• REQUIRED TASK:
Only the pictures are to be left out; set down the rest of the records exactly.

• DATA LISTING:
* BEGIN *

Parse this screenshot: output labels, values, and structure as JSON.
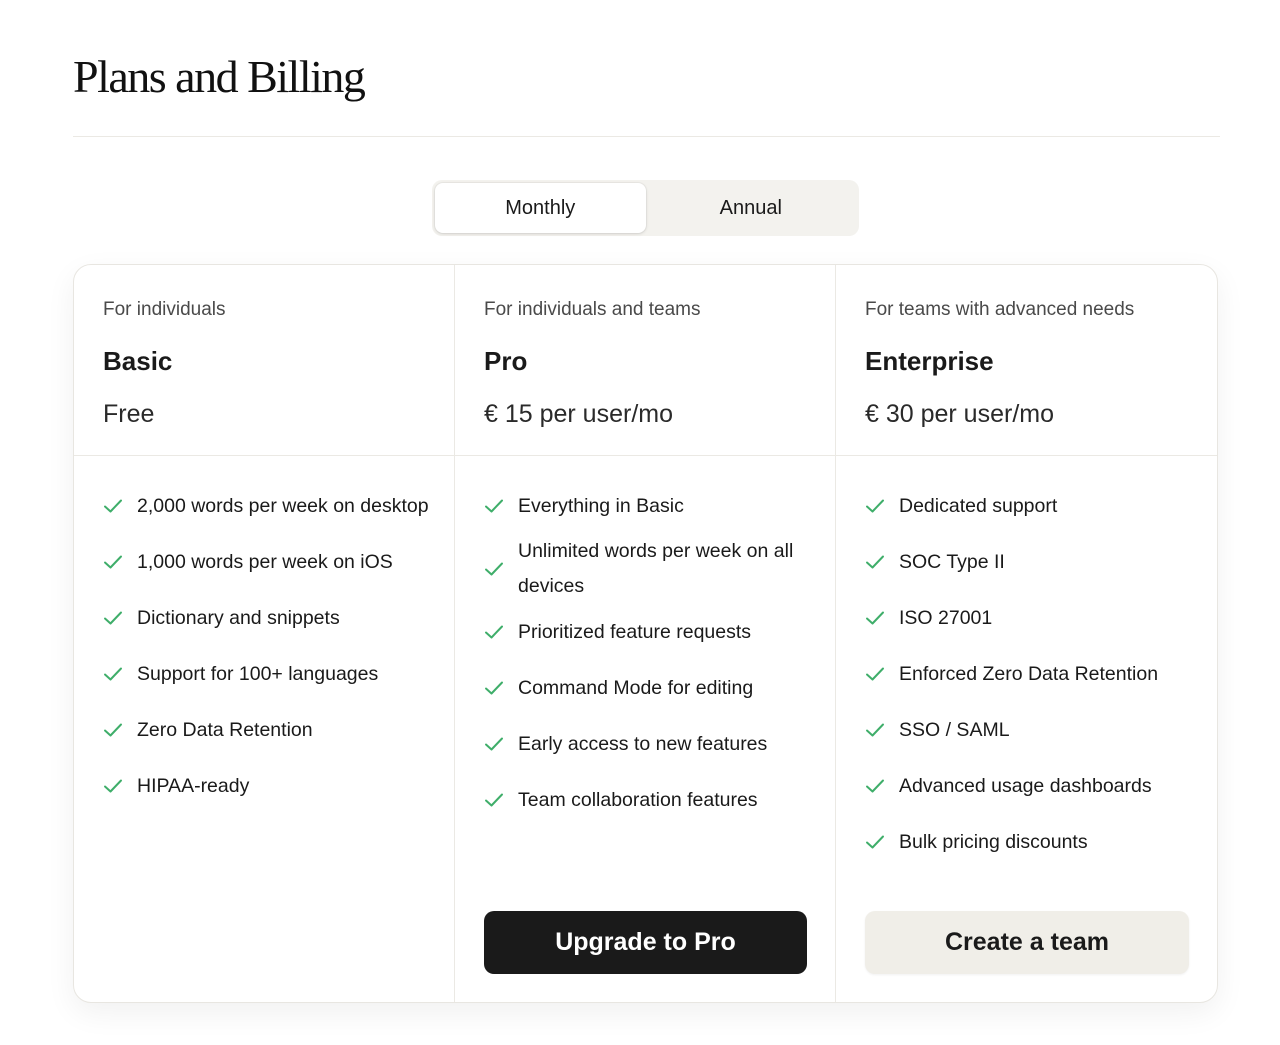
{
  "page": {
    "title": "Plans and Billing"
  },
  "billing_toggle": {
    "monthly_label": "Monthly",
    "annual_label": "Annual",
    "selected": "Monthly"
  },
  "colors": {
    "check": "#3fae6a",
    "primary_button": "#1a1a1a",
    "secondary_button": "#f0eee8"
  },
  "plans": [
    {
      "audience": "For individuals",
      "name": "Basic",
      "price": "Free",
      "features": [
        "2,000 words per week on desktop",
        "1,000 words per week on iOS",
        "Dictionary and snippets",
        "Support for 100+ languages",
        "Zero Data Retention",
        "HIPAA-ready"
      ]
    },
    {
      "audience": "For individuals and teams",
      "name": "Pro",
      "price": "€ 15 per user/mo",
      "features": [
        "Everything in Basic",
        "Unlimited words per week on all devices",
        "Prioritized feature requests",
        "Command Mode for editing",
        "Early access to new features",
        "Team collaboration features"
      ],
      "cta": "Upgrade to Pro"
    },
    {
      "audience": "For teams with advanced needs",
      "name": "Enterprise",
      "price": "€ 30 per user/mo",
      "features": [
        "Dedicated support",
        "SOC Type II",
        "ISO 27001",
        "Enforced Zero Data Retention",
        "SSO / SAML",
        "Advanced usage dashboards",
        "Bulk pricing discounts"
      ],
      "cta": "Create a team"
    }
  ]
}
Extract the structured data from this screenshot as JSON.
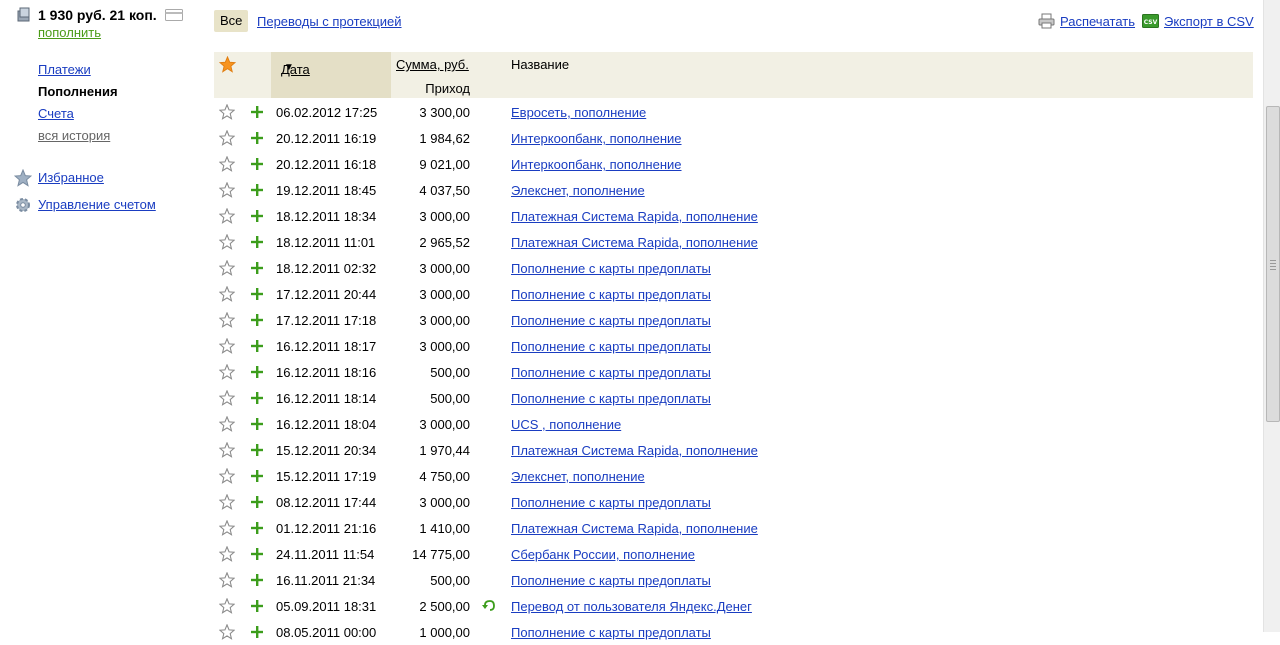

* END *

• ANSWER TO THE PROBLEM:
Parse this screenshot: output labels, values, and structure as JSON.
{
  "page": {
    "title": "Plans and Billing"
  },
  "billing_toggle": {
    "monthly_label": "Monthly",
    "annual_label": "Annual",
    "selected": "Monthly"
  },
  "colors": {
    "check": "#3fae6a",
    "primary_button": "#1a1a1a",
    "secondary_button": "#f0eee8"
  },
  "plans": [
    {
      "audience": "For individuals",
      "name": "Basic",
      "price": "Free",
      "features": [
        "2,000 words per week on desktop",
        "1,000 words per week on iOS",
        "Dictionary and snippets",
        "Support for 100+ languages",
        "Zero Data Retention",
        "HIPAA-ready"
      ]
    },
    {
      "audience": "For individuals and teams",
      "name": "Pro",
      "price": "€ 15 per user/mo",
      "features": [
        "Everything in Basic",
        "Unlimited words per week on all devices",
        "Prioritized feature requests",
        "Command Mode for editing",
        "Early access to new features",
        "Team collaboration features"
      ],
      "cta": "Upgrade to Pro"
    },
    {
      "audience": "For teams with advanced needs",
      "name": "Enterprise",
      "price": "€ 30 per user/mo",
      "features": [
        "Dedicated support",
        "SOC Type II",
        "ISO 27001",
        "Enforced Zero Data Retention",
        "SSO / SAML",
        "Advanced usage dashboards",
        "Bulk pricing discounts"
      ],
      "cta": "Create a team"
    }
  ]
}
Extract the structured data from this screenshot as JSON.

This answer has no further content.